Identify the lines holding "this" and copy them.
### INFORMATION SUPPLIED
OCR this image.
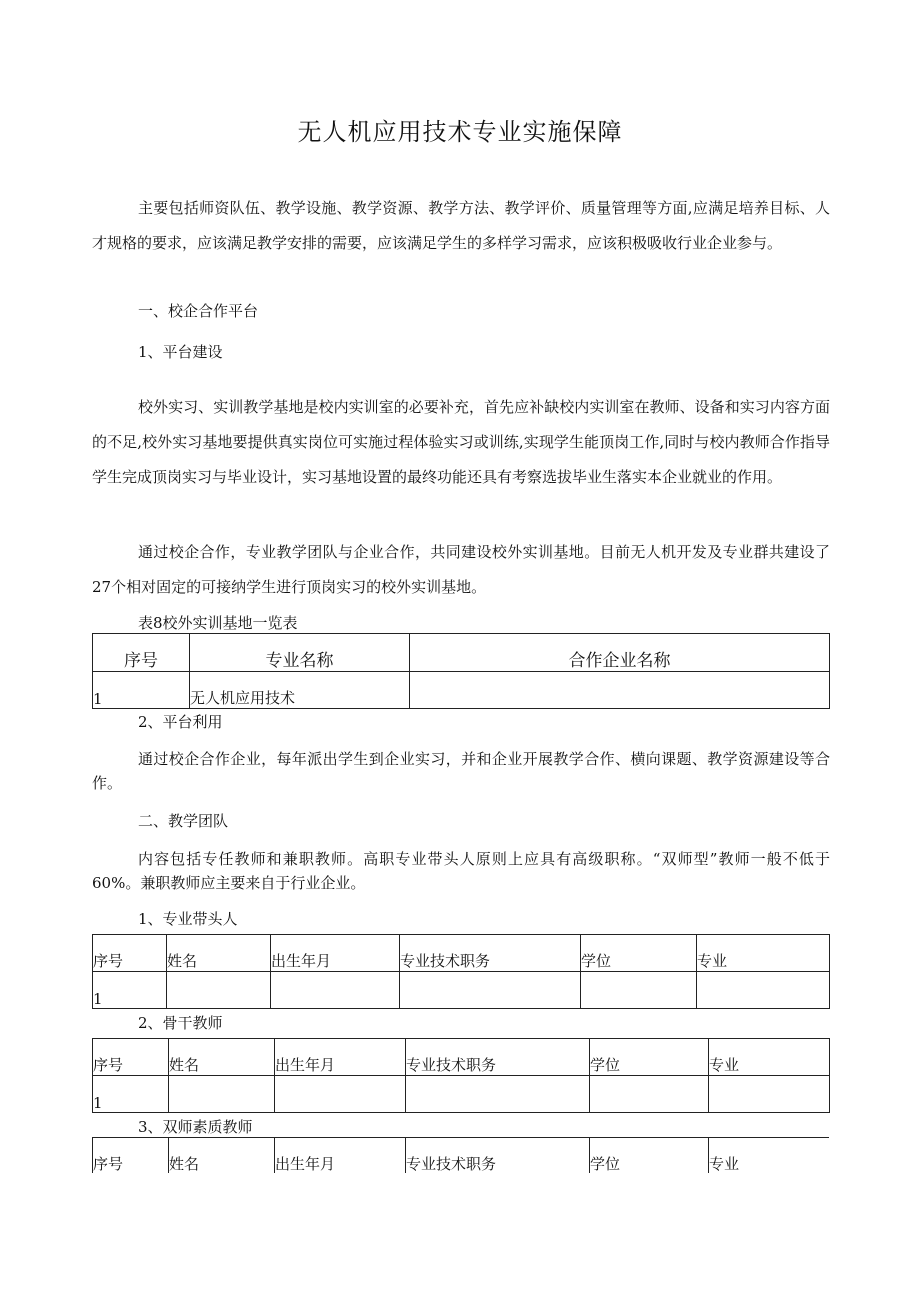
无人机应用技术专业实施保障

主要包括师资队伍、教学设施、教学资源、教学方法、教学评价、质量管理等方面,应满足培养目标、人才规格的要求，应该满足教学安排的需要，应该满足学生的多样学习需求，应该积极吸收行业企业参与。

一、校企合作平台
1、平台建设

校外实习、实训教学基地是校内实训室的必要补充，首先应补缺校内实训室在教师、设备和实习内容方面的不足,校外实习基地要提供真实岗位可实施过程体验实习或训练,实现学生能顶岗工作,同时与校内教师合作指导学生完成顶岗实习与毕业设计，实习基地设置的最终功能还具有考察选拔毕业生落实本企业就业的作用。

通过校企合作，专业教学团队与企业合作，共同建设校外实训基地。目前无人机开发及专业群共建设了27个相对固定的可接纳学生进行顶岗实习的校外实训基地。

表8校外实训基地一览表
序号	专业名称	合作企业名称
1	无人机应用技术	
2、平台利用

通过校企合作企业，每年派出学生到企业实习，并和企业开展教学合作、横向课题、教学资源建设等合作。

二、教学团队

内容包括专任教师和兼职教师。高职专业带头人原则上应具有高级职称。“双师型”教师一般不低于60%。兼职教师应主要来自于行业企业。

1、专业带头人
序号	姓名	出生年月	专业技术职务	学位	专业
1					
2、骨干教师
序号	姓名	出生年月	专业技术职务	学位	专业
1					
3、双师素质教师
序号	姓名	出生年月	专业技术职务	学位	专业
######
### INFORMATION SUPPLIED
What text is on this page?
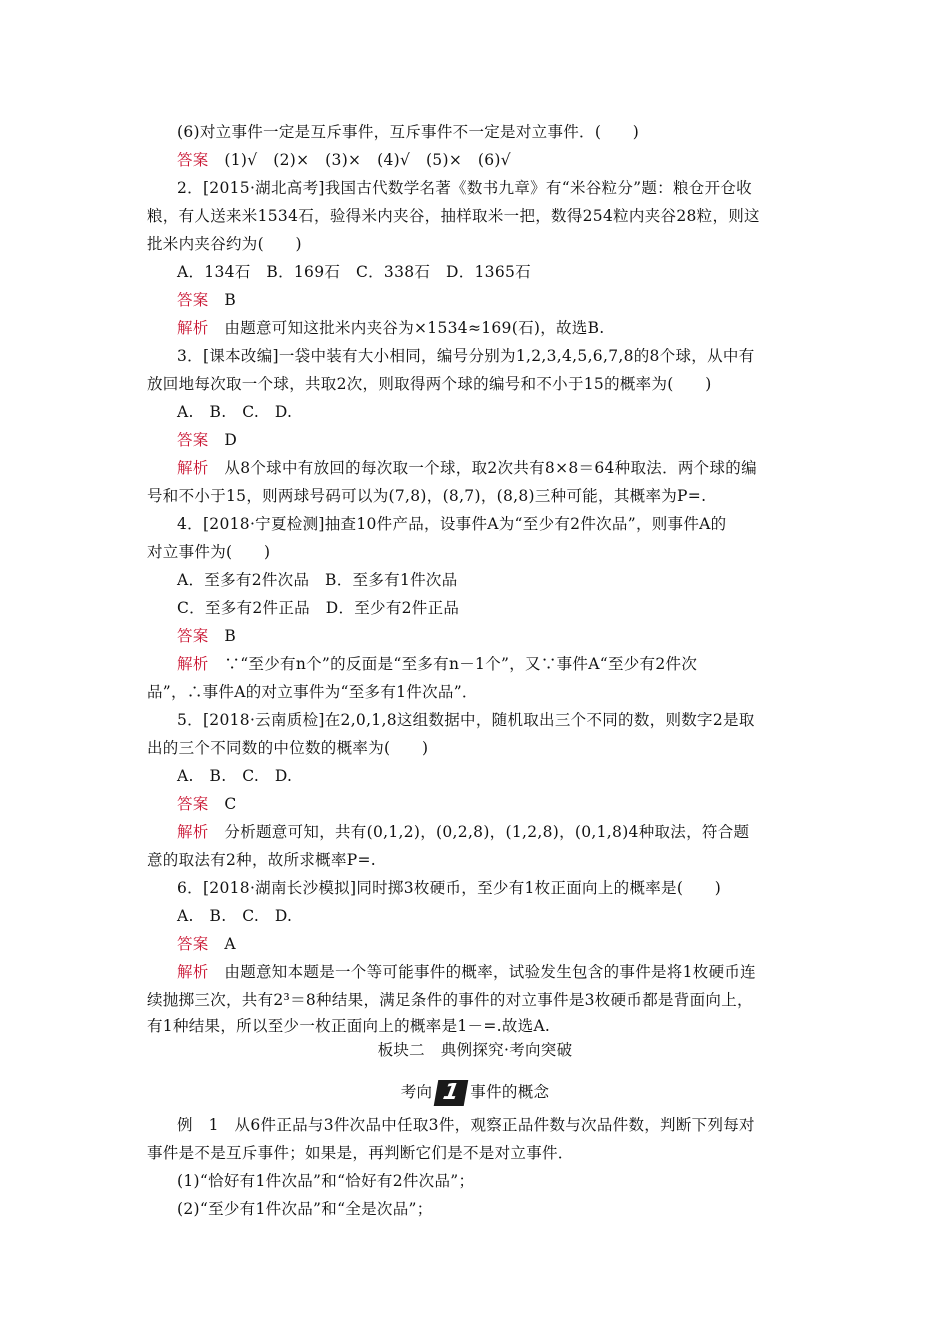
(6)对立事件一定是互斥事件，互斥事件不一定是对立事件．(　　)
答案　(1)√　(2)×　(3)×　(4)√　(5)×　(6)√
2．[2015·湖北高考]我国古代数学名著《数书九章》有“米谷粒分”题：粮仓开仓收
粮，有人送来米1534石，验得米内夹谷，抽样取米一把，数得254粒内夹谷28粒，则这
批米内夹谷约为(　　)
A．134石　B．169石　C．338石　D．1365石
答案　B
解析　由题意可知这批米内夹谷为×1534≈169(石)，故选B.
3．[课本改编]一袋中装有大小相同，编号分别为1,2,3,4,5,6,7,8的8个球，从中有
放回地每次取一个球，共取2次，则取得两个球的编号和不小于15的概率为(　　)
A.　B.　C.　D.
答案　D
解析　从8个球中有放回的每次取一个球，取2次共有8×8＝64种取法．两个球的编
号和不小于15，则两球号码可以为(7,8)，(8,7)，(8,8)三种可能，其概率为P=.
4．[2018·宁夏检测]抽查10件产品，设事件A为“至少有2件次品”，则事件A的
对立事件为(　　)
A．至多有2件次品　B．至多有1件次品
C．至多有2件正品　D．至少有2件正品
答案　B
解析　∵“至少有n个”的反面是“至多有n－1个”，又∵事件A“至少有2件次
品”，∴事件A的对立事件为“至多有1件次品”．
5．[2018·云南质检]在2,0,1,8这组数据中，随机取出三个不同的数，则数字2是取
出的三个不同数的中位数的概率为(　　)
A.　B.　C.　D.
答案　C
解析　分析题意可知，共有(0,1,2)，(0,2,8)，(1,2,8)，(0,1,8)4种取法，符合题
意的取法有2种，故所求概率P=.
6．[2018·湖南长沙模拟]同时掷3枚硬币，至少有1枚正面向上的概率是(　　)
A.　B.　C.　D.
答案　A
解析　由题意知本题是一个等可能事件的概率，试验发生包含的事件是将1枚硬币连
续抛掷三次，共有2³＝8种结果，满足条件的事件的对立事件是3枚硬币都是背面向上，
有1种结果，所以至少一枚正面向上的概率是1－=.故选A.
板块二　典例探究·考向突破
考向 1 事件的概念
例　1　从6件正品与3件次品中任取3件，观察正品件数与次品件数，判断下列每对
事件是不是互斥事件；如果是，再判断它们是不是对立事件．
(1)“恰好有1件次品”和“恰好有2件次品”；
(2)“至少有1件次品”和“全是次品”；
######
== RESPONSE ==
OCR this image.
What text is on this page?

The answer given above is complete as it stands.